Segment Start: Extract provided

How to infect your duck, with science

How to infect a duck?

A critical parameter for the spread of a pathogen is the mode of transmission. Some pathogens have evolved to use mosquitoes or ticks as transmission vectors; others rely on direct contact, such as via body fluids during sex, and a score of pathogens travel by air, water or soil to reach the next host. Which route that is optimal depends on the interplay between the pathogen, the host(s) and the environment they occupy.

If we think about ducks, it makes sense to consider water as an effective medium for pathogen transmission. This indeed the case for several duck pathogens, and perhaps most notoriously for low-pathogenic avian influenza viruses. In ducks these viruses are common, causing mild gastrointestinal infections, and infected virus particles are shed in high numbers in feces. The conventional wisdom has been that the fecal-oral infection route is the most important, strengthen by the feeding habits of dabbling ducks where they skim the surface for food items, thereby exposing themselves for newly excreted viruses from their ducky friends.

But if you look yonder, at the ducks bobbing around in the pond, you will notice that they do other things as well. Of course, they dabble their bills in the surface waters, but they occasionally stretch the head and neck down to nibble at food stuff further down in the water. To keep the plumage nice and clean – and their bodies dry – they spend a significant proportion of their time carefully preening their feathers.

Segment End: Extract provided

Task list:
[1] Transcribe the passage on duck infection, starting with "A critical parameter" and going on through "environment they occupy.".
[2] According to the passage on duck infection, in what do infected ducks shed low-pathogenic avian influenza virus particles in high numbers?
[3] Rewrite the paragraph of the passage on duck infection that begins "A critical parameter for the spread" as a short bulleted list, keeping its main facts.

Segment Start: Data for analysis

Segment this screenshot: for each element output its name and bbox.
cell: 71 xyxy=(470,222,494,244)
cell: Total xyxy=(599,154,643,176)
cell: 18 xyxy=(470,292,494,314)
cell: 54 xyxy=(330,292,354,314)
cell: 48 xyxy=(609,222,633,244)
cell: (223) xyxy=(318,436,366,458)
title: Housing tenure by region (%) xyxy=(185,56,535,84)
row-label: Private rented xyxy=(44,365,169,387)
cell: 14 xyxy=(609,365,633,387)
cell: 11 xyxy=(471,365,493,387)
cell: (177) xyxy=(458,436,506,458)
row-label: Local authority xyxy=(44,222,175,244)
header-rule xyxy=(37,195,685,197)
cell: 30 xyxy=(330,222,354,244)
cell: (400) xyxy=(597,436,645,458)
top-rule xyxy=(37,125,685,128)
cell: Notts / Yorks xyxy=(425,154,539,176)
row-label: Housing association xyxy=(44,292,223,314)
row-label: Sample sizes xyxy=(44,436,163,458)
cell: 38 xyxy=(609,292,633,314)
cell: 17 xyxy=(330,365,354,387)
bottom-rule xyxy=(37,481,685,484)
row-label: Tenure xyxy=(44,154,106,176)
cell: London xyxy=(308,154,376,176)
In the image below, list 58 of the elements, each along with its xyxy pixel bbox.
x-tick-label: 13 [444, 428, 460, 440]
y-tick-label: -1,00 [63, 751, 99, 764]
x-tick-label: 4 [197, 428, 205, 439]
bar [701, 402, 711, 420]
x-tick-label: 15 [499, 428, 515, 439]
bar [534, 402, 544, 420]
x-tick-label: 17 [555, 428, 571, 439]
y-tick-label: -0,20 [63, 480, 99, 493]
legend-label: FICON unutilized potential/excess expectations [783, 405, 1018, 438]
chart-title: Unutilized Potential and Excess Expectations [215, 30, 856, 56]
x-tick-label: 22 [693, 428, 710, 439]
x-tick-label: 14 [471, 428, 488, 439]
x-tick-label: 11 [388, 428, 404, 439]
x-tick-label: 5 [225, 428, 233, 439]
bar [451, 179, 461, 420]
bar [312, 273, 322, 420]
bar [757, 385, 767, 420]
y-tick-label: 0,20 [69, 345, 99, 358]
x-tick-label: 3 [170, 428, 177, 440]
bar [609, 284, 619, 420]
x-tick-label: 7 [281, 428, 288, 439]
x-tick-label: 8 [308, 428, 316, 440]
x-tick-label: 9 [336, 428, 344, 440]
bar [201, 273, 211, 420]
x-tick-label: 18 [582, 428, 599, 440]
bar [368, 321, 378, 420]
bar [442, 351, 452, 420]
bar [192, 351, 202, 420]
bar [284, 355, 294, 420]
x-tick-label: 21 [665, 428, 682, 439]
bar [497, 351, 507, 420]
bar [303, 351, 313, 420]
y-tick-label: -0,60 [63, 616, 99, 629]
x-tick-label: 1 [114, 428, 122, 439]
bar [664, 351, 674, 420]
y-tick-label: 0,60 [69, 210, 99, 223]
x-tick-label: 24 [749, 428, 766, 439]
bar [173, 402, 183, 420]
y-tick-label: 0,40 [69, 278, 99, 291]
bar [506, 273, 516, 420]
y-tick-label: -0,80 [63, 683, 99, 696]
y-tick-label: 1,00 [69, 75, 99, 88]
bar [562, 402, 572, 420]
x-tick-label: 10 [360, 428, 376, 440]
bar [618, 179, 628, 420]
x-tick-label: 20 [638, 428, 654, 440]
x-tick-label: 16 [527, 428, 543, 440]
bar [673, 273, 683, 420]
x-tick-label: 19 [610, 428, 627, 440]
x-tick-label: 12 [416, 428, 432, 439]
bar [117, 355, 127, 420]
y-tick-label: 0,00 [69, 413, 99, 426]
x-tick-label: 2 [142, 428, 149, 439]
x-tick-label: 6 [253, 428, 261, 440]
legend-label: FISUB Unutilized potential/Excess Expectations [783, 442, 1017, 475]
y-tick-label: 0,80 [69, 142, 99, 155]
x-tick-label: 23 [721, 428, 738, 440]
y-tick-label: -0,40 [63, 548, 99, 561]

Segment End: Data for analysis

Results for the exercise:
[1]
A critical parameter for the spread of a pathogen is the mode of transmission. Some pathogens have evolved to use mosquitoes or ticks as transmission vectors; others rely on direct contact, such as via body fluids during sex, and a score of pathogens travel by air, water or soil to reach the next host. Which route that is optimal depends on the interplay between the pathogen, the host(s) and the environment they occupy.

[2] In their feces.

[3]
- The mode of transmission is a critical parameter for a pathogen's spread.
- Some pathogens use mosquitoes or ticks as vectors.
- Others rely on direct contact, such as body fluids during sex.
- Many travel by air, water or soil to reach the next host.
- The optimal route depends on the interplay between pathogen, host(s) and environment.